**Task instructions**. Quote every line of the data below as it stands, omitting pictures.

Start Raw records

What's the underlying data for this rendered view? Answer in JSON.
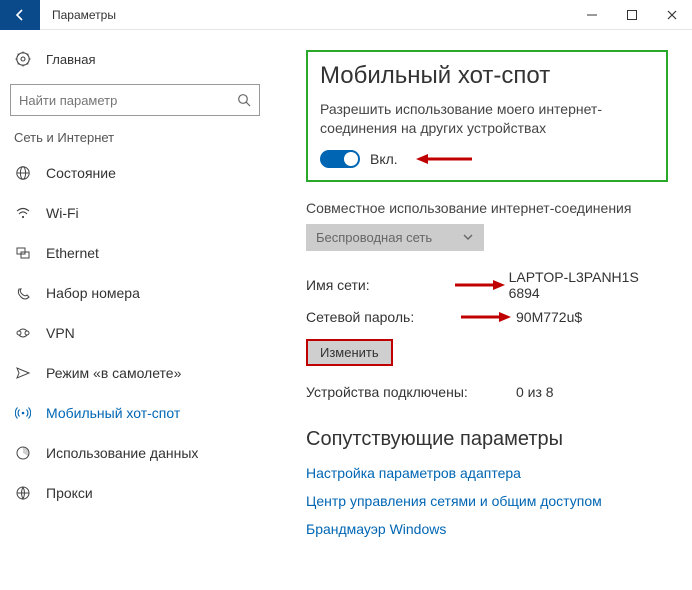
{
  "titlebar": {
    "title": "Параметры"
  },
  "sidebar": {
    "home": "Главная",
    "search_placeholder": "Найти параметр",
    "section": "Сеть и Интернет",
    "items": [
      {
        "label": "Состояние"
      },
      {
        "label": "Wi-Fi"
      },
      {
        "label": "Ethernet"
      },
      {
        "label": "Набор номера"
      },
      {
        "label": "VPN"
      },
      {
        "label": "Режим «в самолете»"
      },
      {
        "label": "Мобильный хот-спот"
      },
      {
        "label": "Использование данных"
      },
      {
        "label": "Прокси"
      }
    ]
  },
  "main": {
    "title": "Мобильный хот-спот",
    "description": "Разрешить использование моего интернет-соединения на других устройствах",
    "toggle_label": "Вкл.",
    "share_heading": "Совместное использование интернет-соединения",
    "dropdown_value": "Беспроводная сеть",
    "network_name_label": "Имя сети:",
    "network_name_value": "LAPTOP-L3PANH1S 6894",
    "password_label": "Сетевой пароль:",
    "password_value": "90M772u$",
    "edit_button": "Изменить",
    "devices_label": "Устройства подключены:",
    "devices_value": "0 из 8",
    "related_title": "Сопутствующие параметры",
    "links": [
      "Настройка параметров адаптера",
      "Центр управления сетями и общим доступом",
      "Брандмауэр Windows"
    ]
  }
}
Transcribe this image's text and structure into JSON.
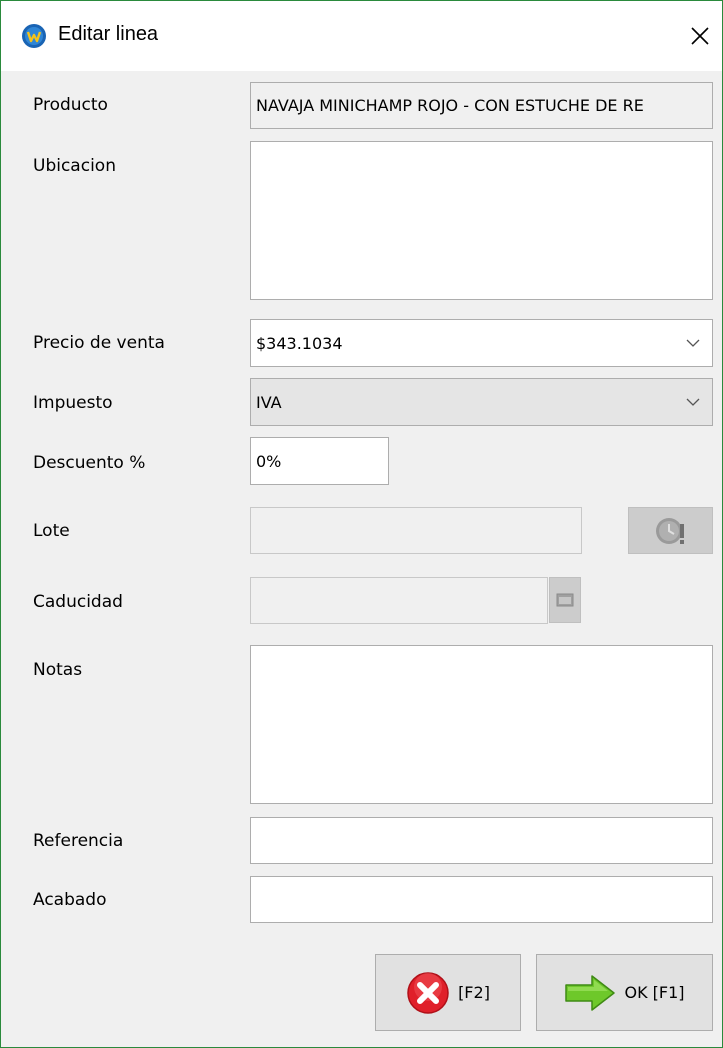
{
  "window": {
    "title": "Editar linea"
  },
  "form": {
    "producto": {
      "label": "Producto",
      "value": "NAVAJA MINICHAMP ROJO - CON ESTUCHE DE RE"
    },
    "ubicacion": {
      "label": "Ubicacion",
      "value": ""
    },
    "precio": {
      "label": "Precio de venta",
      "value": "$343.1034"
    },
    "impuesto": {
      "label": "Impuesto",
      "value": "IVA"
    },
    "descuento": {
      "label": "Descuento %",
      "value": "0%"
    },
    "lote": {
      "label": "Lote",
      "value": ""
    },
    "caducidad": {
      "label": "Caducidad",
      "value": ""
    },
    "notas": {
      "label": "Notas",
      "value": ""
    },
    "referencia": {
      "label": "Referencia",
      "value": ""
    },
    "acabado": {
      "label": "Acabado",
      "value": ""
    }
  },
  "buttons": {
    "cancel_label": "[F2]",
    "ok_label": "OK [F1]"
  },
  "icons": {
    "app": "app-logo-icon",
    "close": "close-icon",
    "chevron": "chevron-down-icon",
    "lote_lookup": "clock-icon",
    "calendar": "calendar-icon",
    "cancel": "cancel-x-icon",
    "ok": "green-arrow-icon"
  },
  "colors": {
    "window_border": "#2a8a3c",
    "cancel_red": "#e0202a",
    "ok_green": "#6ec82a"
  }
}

End Raw records

**Solution to the problem**.
What's the underlying data for this rendered view? Answer in JSON.
{
  "titlebar": {
    "title": "Параметры"
  },
  "sidebar": {
    "home": "Главная",
    "search_placeholder": "Найти параметр",
    "section": "Сеть и Интернет",
    "items": [
      {
        "label": "Состояние"
      },
      {
        "label": "Wi-Fi"
      },
      {
        "label": "Ethernet"
      },
      {
        "label": "Набор номера"
      },
      {
        "label": "VPN"
      },
      {
        "label": "Режим «в самолете»"
      },
      {
        "label": "Мобильный хот-спот"
      },
      {
        "label": "Использование данных"
      },
      {
        "label": "Прокси"
      }
    ]
  },
  "main": {
    "title": "Мобильный хот-спот",
    "description": "Разрешить использование моего интернет-соединения на других устройствах",
    "toggle_label": "Вкл.",
    "share_heading": "Совместное использование интернет-соединения",
    "dropdown_value": "Беспроводная сеть",
    "network_name_label": "Имя сети:",
    "network_name_value": "LAPTOP-L3PANH1S 6894",
    "password_label": "Сетевой пароль:",
    "password_value": "90M772u$",
    "edit_button": "Изменить",
    "devices_label": "Устройства подключены:",
    "devices_value": "0 из 8",
    "related_title": "Сопутствующие параметры",
    "links": [
      "Настройка параметров адаптера",
      "Центр управления сетями и общим доступом",
      "Брандмауэр Windows"
    ]
  }
}
Transcribe this image's text and structure into JSON.
{
  "window": {
    "title": "Editar linea"
  },
  "form": {
    "producto": {
      "label": "Producto",
      "value": "NAVAJA MINICHAMP ROJO - CON ESTUCHE DE RE"
    },
    "ubicacion": {
      "label": "Ubicacion",
      "value": ""
    },
    "precio": {
      "label": "Precio de venta",
      "value": "$343.1034"
    },
    "impuesto": {
      "label": "Impuesto",
      "value": "IVA"
    },
    "descuento": {
      "label": "Descuento %",
      "value": "0%"
    },
    "lote": {
      "label": "Lote",
      "value": ""
    },
    "caducidad": {
      "label": "Caducidad",
      "value": ""
    },
    "notas": {
      "label": "Notas",
      "value": ""
    },
    "referencia": {
      "label": "Referencia",
      "value": ""
    },
    "acabado": {
      "label": "Acabado",
      "value": ""
    }
  },
  "buttons": {
    "cancel_label": "[F2]",
    "ok_label": "OK [F1]"
  },
  "icons": {
    "app": "app-logo-icon",
    "close": "close-icon",
    "chevron": "chevron-down-icon",
    "lote_lookup": "clock-icon",
    "calendar": "calendar-icon",
    "cancel": "cancel-x-icon",
    "ok": "green-arrow-icon"
  },
  "colors": {
    "window_border": "#2a8a3c",
    "cancel_red": "#e0202a",
    "ok_green": "#6ec82a"
  }
}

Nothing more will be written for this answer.